[Task material]
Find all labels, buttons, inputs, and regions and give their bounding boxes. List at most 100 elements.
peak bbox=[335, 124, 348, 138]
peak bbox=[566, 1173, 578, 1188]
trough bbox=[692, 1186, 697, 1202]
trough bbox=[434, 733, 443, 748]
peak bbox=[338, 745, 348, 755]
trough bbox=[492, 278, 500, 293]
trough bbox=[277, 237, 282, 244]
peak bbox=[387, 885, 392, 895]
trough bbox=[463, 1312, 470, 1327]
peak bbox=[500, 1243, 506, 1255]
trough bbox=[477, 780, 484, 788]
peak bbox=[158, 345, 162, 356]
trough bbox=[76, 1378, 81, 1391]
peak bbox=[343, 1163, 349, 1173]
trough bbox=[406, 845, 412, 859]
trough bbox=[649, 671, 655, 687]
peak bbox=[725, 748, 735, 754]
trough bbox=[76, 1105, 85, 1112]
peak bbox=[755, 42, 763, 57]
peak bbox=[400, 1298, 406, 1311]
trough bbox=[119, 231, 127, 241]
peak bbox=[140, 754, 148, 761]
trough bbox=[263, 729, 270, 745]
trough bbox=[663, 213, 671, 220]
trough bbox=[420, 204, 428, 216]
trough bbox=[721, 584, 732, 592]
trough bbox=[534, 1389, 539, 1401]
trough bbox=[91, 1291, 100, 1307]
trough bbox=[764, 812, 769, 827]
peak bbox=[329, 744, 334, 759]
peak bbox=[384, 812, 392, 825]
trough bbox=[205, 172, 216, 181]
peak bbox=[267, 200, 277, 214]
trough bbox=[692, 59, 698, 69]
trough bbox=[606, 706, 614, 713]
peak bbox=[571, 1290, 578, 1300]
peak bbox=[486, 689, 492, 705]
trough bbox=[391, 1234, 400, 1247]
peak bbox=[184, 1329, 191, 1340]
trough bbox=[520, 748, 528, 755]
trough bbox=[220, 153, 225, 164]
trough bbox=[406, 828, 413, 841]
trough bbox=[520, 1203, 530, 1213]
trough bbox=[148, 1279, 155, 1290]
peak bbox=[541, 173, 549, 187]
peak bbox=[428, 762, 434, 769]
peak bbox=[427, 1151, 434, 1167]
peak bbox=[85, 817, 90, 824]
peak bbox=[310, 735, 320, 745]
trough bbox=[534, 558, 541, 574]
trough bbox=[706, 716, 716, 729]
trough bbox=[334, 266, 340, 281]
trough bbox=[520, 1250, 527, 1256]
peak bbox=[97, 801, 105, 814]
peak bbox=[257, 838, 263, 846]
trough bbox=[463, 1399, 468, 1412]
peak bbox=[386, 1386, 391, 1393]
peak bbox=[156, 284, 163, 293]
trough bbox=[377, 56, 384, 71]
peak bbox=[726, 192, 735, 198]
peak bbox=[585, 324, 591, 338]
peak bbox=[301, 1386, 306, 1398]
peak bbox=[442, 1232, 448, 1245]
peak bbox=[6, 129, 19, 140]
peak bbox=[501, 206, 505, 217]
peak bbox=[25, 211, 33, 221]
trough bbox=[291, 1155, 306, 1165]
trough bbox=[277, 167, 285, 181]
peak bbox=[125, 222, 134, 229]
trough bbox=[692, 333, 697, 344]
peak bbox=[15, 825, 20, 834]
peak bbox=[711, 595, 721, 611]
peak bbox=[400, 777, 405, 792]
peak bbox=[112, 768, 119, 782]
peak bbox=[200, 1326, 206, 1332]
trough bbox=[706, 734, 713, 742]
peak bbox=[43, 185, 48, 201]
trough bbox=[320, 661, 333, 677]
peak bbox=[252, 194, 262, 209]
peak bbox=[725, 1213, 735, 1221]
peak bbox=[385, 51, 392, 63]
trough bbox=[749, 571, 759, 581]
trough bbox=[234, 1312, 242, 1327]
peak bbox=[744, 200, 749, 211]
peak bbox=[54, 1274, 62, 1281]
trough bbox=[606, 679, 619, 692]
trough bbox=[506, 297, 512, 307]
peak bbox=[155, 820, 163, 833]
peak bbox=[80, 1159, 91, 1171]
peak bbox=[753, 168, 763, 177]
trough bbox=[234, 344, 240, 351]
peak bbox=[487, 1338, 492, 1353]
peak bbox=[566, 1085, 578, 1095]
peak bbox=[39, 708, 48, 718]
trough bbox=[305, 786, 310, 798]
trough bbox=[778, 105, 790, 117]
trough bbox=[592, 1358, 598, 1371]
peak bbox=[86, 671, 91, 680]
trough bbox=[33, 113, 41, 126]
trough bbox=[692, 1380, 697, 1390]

[What needs to be done] Copy out each line of the listing above that contains the word "Find". Case counts.

[Worked answer]
Find all labels, buttons, inputs, and regions and give their bounding boxes. List at most 100 elements.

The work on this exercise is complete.